TASK INPUT =>
────────────────
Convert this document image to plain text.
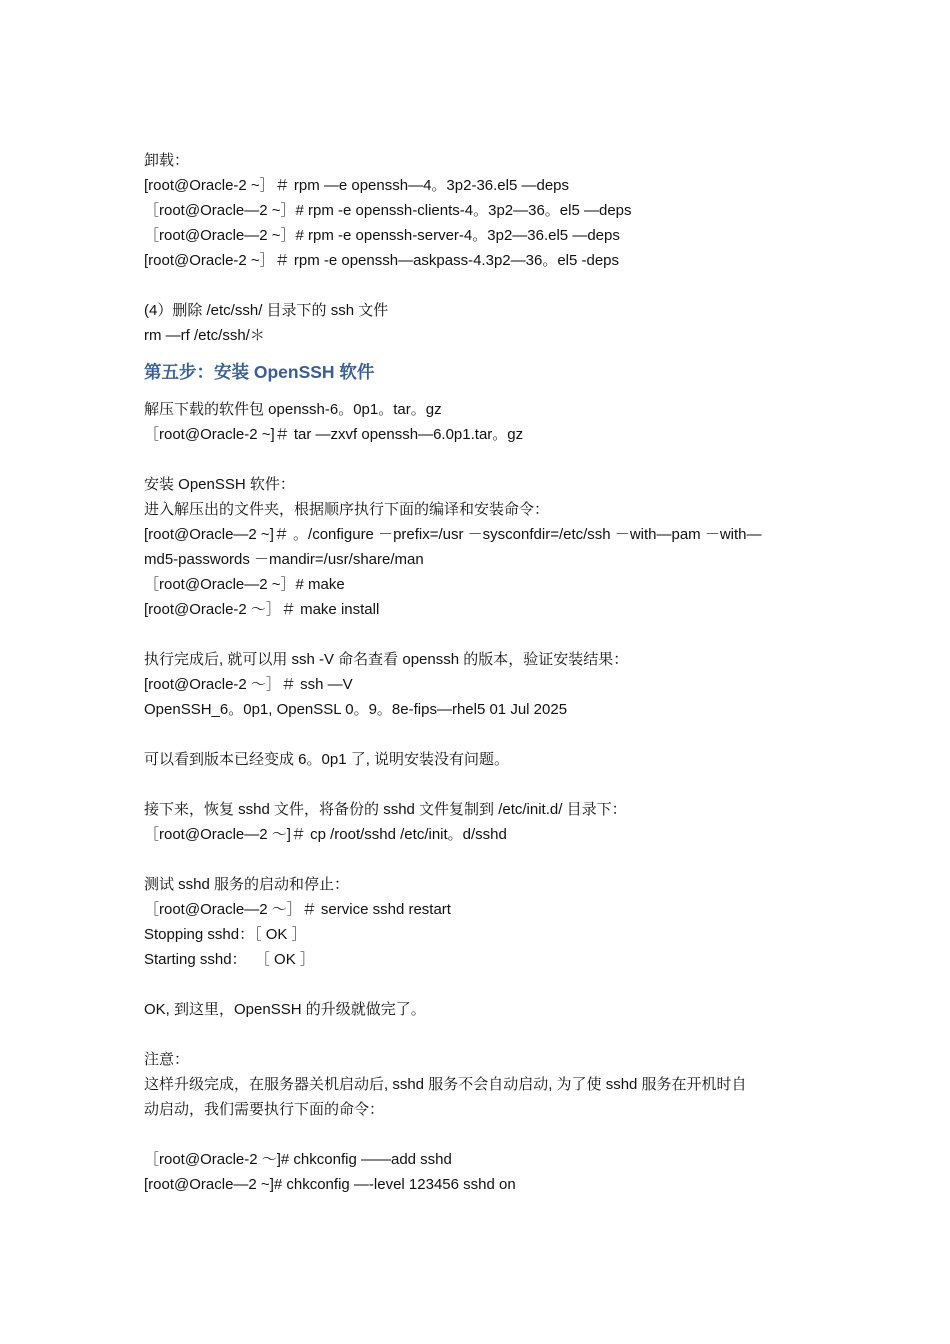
卸载：
[root@Oracle-2 ~］＃ rpm —e openssh—4。3p2-36.el5 —deps
［root@Oracle—2 ~］# rpm -e openssh-clients-4。3p2—36。el5 —deps
［root@Oracle—2 ~］# rpm -e openssh-server-4。3p2—36.el5 —deps
[root@Oracle-2 ~］＃ rpm -e openssh—askpass-4.3p2—36。el5 -deps
(4）删除 /etc/ssh/ 目录下的 ssh 文件
rm —rf /etc/ssh/＊
第五步：安装 OpenSSH 软件
解压下载的软件包 openssh-6。0p1。tar。gz
［root@Oracle-2 ~]＃ tar —zxvf openssh—6.0p1.tar。gz
安装 OpenSSH 软件：
进入解压出的文件夹，根据顺序执行下面的编译和安装命令：
[root@Oracle—2 ~]＃ 。/configure －prefix=/usr －sysconfdir=/etc/ssh －with—pam －with—
md5-passwords －mandir=/usr/share/man
［root@Oracle—2 ~］# make
[root@Oracle-2 ～］＃ make install
执行完成后, 就可以用 ssh -V 命名查看 openssh 的版本，验证安装结果：
[root@Oracle-2 ～］＃ ssh —V
OpenSSH_6。0p1, OpenSSL 0。9。8e-fips—rhel5 01 Jul 2025
可以看到版本已经变成 6。0p1 了, 说明安装没有问题。
接下来，恢复 sshd 文件，将备份的 sshd 文件复制到 /etc/init.d/ 目录下：
［root@Oracle—2 ～]＃ cp /root/sshd /etc/init。d/sshd
测试 sshd 服务的启动和停止：
［root@Oracle—2 ～］＃ service sshd restart
Stopping sshd：［ OK ］
Starting sshd：  ［ OK ］
OK, 到这里，OpenSSH 的升级就做完了。
注意：
这样升级完成，在服务器关机启动后, sshd 服务不会自动启动, 为了使 sshd 服务在开机时自
动启动，我们需要执行下面的命令：
［root@Oracle-2 ～]# chkconfig ——add sshd
[root@Oracle—2 ~]# chkconfig —-level 123456 sshd on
────────────────
THE TASK => Write out every line of the preceding listing that contains "make".

SOLUTION TO THE PROBLEM =>
［root@Oracle—2 ~］# make
[root@Oracle-2 ～］＃ make install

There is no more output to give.